→ **Texto dado**
Ao contrário do que sucede nos Estados Unidos, onde são os ricos que moram nas encostas, os morros do Rio são ocupados pelos mais pobres, que ali erguem habitações frágeis, geralmente apenas de madeira. Segundo os especialistas, estes morros são compostos de rocha, com uma camada ténue de terra. Quando a terra se molha, transforma-se numa massa pantanosa que desce ladeira abaixo, levando consigo barracas e vidas humanas.

Não há notícia de que nenhum membro das classes mais abastadas tenha morrido nesta tragédia, tal como também não há registo de portugueses entre as vítimas. As classes média e alta tiveram apenas de lamentar a perda de alguns voos para outras cidades.

De qualquer modo, a vida no Rio vai voltando aos poucos ao normal. O jogo de futebol entre o Flamengo e a Universidade do Chile, para a Taça Libertadores da América, foi adiado para hoje, dia em que está prevista a reabertura das escolas. Mas os adultos já ontem voltaram ao trabalho e os transportes públicos estão novamente a funcionar.

→ **Dados fornecidos**
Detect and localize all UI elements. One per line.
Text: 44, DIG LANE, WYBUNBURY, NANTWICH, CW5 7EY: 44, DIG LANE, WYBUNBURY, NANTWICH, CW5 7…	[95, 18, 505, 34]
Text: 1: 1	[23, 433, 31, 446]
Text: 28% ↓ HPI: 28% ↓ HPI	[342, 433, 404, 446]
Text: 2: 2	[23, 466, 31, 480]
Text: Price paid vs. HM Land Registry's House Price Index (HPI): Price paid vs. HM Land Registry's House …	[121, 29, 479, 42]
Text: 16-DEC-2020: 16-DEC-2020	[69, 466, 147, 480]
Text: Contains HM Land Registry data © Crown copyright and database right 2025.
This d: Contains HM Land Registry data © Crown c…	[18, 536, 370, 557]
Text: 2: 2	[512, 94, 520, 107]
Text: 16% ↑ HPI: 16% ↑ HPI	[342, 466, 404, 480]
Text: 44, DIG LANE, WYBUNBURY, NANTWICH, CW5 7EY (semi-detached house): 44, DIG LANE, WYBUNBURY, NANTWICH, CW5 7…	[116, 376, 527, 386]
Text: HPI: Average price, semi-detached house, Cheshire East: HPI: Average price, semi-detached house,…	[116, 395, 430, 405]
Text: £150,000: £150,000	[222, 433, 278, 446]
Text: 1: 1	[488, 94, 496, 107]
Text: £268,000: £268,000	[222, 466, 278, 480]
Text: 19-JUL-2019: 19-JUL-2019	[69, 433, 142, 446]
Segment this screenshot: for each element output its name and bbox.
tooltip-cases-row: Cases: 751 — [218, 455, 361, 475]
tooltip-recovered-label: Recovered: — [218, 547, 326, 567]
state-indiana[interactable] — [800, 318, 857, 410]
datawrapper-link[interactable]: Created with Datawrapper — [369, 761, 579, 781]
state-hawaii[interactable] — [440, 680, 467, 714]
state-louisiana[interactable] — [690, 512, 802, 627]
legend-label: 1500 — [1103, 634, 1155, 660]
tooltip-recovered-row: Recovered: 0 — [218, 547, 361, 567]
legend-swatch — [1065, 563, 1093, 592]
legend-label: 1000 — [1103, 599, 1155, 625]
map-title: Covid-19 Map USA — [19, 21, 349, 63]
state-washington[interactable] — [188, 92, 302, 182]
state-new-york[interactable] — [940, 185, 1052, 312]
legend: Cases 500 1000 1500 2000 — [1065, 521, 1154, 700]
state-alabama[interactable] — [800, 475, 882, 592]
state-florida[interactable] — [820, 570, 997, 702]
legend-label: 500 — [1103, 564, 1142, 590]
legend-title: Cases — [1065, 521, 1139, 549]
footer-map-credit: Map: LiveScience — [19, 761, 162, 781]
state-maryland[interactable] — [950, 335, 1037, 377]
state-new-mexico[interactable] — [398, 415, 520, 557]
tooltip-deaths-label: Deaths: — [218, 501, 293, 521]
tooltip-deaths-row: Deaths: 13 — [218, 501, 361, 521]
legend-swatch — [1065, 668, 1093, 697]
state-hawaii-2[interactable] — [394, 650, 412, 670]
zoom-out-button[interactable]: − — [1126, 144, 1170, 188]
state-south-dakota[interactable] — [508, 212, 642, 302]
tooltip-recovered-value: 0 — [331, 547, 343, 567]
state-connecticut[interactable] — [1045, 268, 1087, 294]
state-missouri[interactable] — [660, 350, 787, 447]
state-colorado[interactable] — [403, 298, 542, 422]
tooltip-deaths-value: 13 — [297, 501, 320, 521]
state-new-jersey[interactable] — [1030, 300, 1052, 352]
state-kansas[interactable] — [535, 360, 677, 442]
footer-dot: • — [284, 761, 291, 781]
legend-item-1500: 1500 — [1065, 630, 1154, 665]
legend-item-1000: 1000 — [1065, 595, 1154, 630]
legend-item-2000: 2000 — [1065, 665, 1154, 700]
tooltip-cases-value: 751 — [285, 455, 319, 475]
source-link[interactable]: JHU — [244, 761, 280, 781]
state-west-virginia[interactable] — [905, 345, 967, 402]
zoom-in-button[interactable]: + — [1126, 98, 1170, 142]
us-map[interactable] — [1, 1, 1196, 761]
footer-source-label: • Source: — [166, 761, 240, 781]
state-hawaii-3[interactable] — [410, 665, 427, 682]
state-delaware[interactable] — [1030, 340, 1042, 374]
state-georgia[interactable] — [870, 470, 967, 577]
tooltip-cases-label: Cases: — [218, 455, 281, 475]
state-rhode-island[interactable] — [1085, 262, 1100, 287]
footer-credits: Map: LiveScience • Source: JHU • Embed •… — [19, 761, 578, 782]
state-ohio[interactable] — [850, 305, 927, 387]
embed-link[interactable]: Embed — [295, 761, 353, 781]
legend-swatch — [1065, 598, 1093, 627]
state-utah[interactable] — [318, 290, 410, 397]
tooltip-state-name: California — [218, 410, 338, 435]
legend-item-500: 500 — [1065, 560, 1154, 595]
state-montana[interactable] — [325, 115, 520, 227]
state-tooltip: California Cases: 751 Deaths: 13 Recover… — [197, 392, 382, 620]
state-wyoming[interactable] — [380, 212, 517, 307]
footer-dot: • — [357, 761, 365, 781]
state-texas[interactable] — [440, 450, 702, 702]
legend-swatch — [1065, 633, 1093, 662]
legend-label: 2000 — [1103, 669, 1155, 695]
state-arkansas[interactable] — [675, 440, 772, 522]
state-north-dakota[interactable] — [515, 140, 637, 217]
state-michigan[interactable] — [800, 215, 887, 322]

→ **O que fazer**
**A)** No texto sobre a tragédia no Rio, de que são compostos os morros, segundo os especialistas?
**B)** Por favor, prossiga o texto sobre a tragédia no Rio a partir da sua última frase.

→ **Respostas por ordem**
**A)** São compostos de rocha, com uma camada ténue de terra.

**B)**
Segundo os meteorologistas, uma onda de frio, vinda do Sul, encontrou um Rio de Janeiro com um ar invulgarmente quente, cercado de águas igualmente quentes. A cortina de montanhas que rodeia a cidade ajudou a concentrar a chuva durante muito tempo no mesmo local, gerando o excesso de precipitação. O cimento e o asfalto dificultaram a drenagem das águas, ampliando os riscos de inundação. Como a maré estava alta, o oceano não ajudou a escorrer as águas dos rios: pelo contrário, actuou como uma barreira. Na lagoa Rodrigo de Freitas, na zona mais nobre do Rio, o nível das águas subiu até metro e meio, inundando as áreas circundantes.

Segundo o engenheiro ambiental, o Rio é uma cidade vulnerável, pois trata-se de um local com muito cimento, cercado pelo mar, de um lado, e de montanhas, do outro. A proliferação de favelas resultante da desordem da ocupação do solo é o elemento que completa este perigoso quadro.

Quando ocorrem intempéries a cidade é servida pelo sistema Alerta Rio, que procura avisar a população para a iminência de fortes chuvadas e convoca bombeiros e polícias para estarem a postos. A acção de resgate foi eficaz, mesmo sem ter evitado mortes.